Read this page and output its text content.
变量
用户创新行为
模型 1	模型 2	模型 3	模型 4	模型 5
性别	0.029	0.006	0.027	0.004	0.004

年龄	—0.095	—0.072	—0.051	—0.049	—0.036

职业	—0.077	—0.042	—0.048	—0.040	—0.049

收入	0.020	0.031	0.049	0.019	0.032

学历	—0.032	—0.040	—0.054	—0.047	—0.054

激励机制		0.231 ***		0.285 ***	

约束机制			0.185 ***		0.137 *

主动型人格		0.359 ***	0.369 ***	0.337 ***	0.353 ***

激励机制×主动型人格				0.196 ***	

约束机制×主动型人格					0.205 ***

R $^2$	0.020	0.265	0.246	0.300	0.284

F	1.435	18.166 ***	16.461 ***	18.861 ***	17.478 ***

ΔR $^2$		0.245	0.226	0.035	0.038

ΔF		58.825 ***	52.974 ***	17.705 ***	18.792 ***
* * * * *
- [Set exercise]: Find each line with the string "主动型人格" and copy it out.

- [Solution to the exercise]:
主动型人格		0.359 ***	0.369 ***	0.337 ***	0.353 ***
激励机制×主动型人格				0.196 ***	
约束机制×主动型人格					0.205 ***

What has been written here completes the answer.